WHAT THE TASK REQUIRES ▸ Extract every line below that contains the word "screenshot".

THE INPUT ▸
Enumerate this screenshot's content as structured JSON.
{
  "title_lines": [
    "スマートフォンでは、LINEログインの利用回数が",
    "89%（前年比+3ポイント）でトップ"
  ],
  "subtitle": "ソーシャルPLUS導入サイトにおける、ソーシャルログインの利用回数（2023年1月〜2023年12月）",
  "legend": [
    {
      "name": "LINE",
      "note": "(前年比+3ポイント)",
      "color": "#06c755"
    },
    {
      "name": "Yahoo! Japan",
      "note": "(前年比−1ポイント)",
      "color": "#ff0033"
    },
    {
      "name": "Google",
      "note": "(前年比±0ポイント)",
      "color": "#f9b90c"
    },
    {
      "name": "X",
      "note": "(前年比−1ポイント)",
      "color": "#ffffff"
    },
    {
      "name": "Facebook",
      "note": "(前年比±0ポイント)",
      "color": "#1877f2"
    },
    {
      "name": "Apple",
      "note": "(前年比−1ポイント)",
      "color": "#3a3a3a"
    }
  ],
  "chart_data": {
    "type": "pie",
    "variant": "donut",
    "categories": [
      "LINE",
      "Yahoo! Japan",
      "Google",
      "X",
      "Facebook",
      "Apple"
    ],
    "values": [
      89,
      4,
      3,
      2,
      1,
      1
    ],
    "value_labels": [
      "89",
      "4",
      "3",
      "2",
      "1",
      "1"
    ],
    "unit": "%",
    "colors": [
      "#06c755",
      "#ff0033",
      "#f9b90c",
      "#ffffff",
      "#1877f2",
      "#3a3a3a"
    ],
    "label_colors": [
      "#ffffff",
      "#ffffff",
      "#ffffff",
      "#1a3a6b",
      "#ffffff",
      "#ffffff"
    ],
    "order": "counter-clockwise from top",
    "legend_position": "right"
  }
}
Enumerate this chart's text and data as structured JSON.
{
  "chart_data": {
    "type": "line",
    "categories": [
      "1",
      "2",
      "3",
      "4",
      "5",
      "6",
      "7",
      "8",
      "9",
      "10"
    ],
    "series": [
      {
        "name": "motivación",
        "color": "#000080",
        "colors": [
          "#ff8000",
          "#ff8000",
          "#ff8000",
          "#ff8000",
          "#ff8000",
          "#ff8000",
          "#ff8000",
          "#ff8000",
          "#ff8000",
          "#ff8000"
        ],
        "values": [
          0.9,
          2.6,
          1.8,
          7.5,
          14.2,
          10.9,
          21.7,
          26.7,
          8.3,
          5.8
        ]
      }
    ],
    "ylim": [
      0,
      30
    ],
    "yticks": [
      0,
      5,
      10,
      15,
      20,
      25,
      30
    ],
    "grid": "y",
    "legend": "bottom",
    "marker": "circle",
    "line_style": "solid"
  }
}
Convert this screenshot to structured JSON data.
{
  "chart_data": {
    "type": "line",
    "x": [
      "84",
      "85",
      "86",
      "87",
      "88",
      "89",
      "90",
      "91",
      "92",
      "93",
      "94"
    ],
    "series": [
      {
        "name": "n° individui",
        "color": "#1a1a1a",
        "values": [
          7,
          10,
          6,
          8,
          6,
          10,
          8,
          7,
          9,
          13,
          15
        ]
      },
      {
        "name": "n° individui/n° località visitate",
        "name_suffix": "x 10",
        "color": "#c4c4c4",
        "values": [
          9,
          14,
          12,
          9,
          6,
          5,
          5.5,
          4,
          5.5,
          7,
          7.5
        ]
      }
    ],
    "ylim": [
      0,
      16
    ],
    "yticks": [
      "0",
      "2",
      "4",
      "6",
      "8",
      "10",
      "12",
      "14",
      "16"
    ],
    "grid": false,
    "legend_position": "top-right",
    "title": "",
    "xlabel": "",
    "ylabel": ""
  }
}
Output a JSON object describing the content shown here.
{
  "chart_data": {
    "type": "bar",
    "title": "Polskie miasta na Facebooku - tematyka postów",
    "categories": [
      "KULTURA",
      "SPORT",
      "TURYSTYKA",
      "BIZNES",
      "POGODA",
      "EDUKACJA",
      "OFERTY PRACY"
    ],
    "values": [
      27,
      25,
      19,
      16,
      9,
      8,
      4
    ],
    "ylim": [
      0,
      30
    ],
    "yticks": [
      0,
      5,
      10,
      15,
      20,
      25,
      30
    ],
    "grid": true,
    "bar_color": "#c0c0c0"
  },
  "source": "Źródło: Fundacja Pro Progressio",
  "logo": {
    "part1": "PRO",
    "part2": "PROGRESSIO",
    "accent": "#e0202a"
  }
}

WORKED ANSWER ▸
Enumerate this screenshot's content as structured JSON.
Convert this screenshot to structured JSON data.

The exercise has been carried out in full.